====== DATA FOR THE TASK

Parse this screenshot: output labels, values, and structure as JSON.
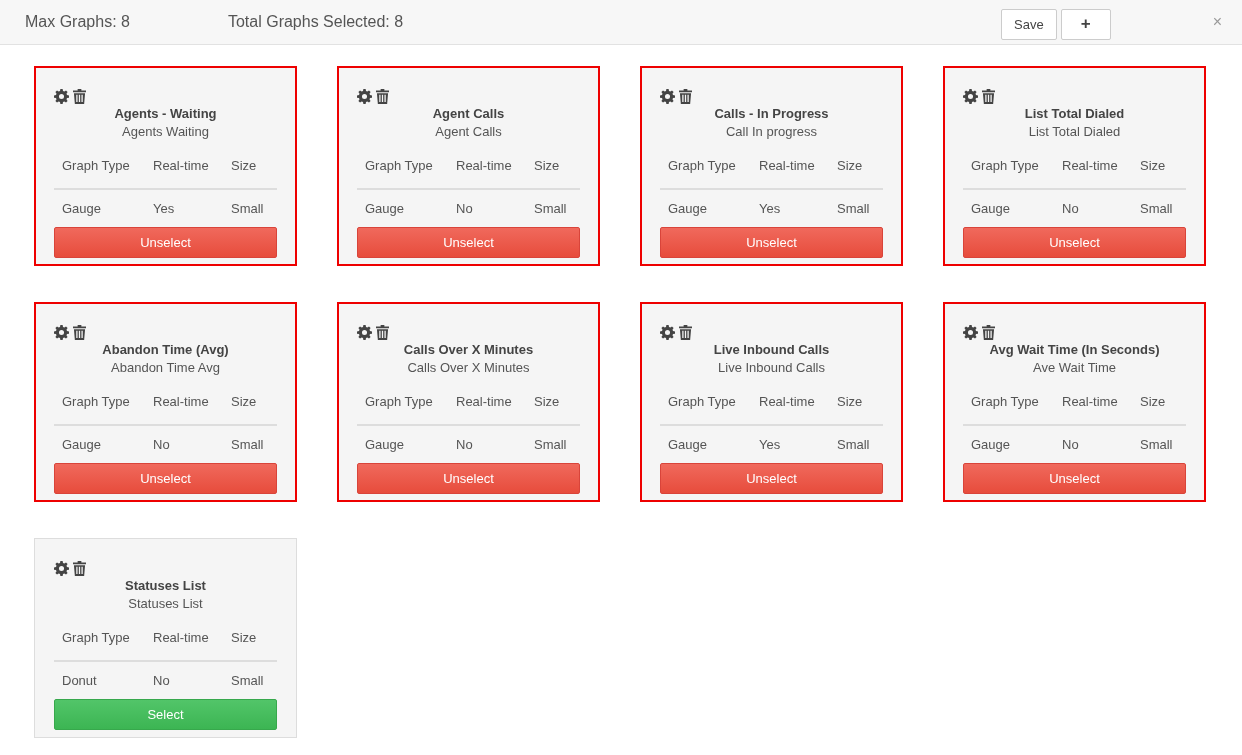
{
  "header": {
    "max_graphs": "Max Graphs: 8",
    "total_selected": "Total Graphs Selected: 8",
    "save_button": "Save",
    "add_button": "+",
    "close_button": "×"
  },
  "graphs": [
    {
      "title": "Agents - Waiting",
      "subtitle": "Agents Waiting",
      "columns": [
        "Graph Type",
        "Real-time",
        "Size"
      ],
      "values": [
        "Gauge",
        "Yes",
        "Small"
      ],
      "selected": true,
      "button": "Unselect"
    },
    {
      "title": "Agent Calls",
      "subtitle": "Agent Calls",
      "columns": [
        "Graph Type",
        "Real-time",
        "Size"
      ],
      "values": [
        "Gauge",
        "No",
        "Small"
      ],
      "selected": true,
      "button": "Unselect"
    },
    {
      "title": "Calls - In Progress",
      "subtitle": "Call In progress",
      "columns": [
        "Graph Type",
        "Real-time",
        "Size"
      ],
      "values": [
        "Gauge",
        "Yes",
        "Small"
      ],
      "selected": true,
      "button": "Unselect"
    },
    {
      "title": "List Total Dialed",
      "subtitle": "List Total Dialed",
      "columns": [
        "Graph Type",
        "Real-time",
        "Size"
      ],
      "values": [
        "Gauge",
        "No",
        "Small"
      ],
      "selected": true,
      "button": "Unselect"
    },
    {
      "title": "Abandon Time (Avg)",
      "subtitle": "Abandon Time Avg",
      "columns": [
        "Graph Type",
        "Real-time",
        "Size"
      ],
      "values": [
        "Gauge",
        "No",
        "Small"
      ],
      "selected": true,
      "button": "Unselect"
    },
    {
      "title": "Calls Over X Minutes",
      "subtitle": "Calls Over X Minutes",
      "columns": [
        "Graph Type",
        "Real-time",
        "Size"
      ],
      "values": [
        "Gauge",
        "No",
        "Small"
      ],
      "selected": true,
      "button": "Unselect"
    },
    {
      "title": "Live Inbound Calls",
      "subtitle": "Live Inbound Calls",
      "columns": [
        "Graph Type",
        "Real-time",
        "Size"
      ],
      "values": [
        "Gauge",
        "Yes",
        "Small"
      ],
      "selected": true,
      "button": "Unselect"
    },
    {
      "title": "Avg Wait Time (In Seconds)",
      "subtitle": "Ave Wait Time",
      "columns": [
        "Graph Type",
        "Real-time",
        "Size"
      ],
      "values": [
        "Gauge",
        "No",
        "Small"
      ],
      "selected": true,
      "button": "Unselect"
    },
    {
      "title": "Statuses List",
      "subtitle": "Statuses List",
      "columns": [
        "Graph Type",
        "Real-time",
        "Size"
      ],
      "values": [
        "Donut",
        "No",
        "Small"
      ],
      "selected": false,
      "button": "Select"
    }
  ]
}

============

▶ THE EXERCISE: All of the data needs repeating exactly, but the pictures do not.

▶ FINAL ANSWER:
Parse this screenshot: output labels, values, and structure as JSON.
{
  "header": {
    "max_graphs": "Max Graphs: 8",
    "total_selected": "Total Graphs Selected: 8",
    "save_button": "Save",
    "add_button": "+",
    "close_button": "×"
  },
  "graphs": [
    {
      "title": "Agents - Waiting",
      "subtitle": "Agents Waiting",
      "columns": [
        "Graph Type",
        "Real-time",
        "Size"
      ],
      "values": [
        "Gauge",
        "Yes",
        "Small"
      ],
      "selected": true,
      "button": "Unselect"
    },
    {
      "title": "Agent Calls",
      "subtitle": "Agent Calls",
      "columns": [
        "Graph Type",
        "Real-time",
        "Size"
      ],
      "values": [
        "Gauge",
        "No",
        "Small"
      ],
      "selected": true,
      "button": "Unselect"
    },
    {
      "title": "Calls - In Progress",
      "subtitle": "Call In progress",
      "columns": [
        "Graph Type",
        "Real-time",
        "Size"
      ],
      "values": [
        "Gauge",
        "Yes",
        "Small"
      ],
      "selected": true,
      "button": "Unselect"
    },
    {
      "title": "List Total Dialed",
      "subtitle": "List Total Dialed",
      "columns": [
        "Graph Type",
        "Real-time",
        "Size"
      ],
      "values": [
        "Gauge",
        "No",
        "Small"
      ],
      "selected": true,
      "button": "Unselect"
    },
    {
      "title": "Abandon Time (Avg)",
      "subtitle": "Abandon Time Avg",
      "columns": [
        "Graph Type",
        "Real-time",
        "Size"
      ],
      "values": [
        "Gauge",
        "No",
        "Small"
      ],
      "selected": true,
      "button": "Unselect"
    },
    {
      "title": "Calls Over X Minutes",
      "subtitle": "Calls Over X Minutes",
      "columns": [
        "Graph Type",
        "Real-time",
        "Size"
      ],
      "values": [
        "Gauge",
        "No",
        "Small"
      ],
      "selected": true,
      "button": "Unselect"
    },
    {
      "title": "Live Inbound Calls",
      "subtitle": "Live Inbound Calls",
      "columns": [
        "Graph Type",
        "Real-time",
        "Size"
      ],
      "values": [
        "Gauge",
        "Yes",
        "Small"
      ],
      "selected": true,
      "button": "Unselect"
    },
    {
      "title": "Avg Wait Time (In Seconds)",
      "subtitle": "Ave Wait Time",
      "columns": [
        "Graph Type",
        "Real-time",
        "Size"
      ],
      "values": [
        "Gauge",
        "No",
        "Small"
      ],
      "selected": true,
      "button": "Unselect"
    },
    {
      "title": "Statuses List",
      "subtitle": "Statuses List",
      "columns": [
        "Graph Type",
        "Real-time",
        "Size"
      ],
      "values": [
        "Donut",
        "No",
        "Small"
      ],
      "selected": false,
      "button": "Select"
    }
  ]
}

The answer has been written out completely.